* _Goal_:
Copy each line in which the string "HOUSEHOLD" occurs.

(Extracts from a graphics dataset)

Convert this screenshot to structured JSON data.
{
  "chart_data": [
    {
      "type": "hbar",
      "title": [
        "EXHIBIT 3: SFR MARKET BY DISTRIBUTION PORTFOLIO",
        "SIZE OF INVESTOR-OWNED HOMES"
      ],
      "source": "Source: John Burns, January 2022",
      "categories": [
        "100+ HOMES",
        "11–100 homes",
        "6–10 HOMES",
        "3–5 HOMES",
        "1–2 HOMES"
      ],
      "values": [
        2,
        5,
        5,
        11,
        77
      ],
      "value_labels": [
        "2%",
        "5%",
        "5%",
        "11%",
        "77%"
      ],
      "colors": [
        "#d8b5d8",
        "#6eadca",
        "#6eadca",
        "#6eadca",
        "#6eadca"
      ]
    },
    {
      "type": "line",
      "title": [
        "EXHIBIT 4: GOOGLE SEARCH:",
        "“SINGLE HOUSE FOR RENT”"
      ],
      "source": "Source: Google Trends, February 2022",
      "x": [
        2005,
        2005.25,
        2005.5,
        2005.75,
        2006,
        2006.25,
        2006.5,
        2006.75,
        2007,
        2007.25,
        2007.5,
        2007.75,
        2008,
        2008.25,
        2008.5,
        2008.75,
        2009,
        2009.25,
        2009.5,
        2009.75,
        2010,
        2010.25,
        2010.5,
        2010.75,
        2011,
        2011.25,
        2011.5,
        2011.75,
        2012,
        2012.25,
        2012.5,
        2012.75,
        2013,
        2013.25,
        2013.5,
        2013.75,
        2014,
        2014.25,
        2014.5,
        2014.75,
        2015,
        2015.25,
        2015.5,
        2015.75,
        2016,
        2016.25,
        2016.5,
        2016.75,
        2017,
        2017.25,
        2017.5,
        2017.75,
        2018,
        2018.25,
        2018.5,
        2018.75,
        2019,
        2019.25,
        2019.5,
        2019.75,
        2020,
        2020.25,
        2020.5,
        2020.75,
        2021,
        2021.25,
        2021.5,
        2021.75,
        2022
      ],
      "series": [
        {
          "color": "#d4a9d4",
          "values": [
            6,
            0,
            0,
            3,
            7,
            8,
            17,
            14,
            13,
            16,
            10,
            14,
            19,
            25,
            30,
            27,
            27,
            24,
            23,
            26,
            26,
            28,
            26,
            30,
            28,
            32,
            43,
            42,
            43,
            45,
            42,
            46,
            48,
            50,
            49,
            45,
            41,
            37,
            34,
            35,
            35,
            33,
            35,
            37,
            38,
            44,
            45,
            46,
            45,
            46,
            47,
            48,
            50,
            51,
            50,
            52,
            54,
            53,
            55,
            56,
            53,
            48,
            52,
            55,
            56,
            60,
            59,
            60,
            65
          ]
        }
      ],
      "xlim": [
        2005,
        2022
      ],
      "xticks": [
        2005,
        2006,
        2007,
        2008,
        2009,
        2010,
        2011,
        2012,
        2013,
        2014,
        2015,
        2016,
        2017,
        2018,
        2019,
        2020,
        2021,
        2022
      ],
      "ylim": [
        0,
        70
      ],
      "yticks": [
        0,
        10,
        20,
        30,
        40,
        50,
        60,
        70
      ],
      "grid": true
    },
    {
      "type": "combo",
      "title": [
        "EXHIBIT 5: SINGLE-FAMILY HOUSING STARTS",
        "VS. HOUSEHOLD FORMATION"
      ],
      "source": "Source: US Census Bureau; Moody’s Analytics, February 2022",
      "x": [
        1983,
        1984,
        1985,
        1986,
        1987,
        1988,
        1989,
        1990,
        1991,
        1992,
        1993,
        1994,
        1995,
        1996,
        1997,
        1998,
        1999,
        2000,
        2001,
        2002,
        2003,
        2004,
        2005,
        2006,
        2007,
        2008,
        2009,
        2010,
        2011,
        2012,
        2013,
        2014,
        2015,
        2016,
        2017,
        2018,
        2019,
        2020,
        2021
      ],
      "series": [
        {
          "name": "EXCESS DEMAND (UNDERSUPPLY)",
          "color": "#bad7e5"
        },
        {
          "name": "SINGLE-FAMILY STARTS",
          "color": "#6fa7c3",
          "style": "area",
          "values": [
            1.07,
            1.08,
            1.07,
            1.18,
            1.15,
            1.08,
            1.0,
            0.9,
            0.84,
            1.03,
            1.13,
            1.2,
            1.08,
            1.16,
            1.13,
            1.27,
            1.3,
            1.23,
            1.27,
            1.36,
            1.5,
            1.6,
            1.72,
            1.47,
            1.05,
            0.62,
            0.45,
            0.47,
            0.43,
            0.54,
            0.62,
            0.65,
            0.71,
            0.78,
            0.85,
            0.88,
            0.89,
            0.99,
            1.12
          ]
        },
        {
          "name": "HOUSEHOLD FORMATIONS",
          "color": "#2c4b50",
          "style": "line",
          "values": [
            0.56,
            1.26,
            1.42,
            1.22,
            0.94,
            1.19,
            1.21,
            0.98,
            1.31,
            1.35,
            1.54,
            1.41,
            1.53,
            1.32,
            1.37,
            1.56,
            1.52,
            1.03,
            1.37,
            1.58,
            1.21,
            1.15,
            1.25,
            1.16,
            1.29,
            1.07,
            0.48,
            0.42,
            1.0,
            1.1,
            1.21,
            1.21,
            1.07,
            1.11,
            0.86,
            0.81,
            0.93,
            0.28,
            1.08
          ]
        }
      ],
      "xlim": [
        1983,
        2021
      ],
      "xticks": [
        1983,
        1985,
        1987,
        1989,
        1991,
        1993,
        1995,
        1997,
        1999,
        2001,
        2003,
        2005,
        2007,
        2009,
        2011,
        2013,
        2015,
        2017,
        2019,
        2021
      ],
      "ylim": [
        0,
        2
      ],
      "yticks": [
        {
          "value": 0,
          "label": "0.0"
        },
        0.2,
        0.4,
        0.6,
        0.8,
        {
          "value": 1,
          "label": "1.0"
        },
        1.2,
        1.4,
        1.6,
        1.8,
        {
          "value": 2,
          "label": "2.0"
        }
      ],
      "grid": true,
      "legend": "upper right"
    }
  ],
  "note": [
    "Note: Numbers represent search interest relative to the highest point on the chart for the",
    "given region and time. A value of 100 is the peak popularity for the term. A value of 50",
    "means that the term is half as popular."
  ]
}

* _Result_:
        "VS. HOUSEHOLD FORMATION"
          "name": "HOUSEHOLD FORMATIONS",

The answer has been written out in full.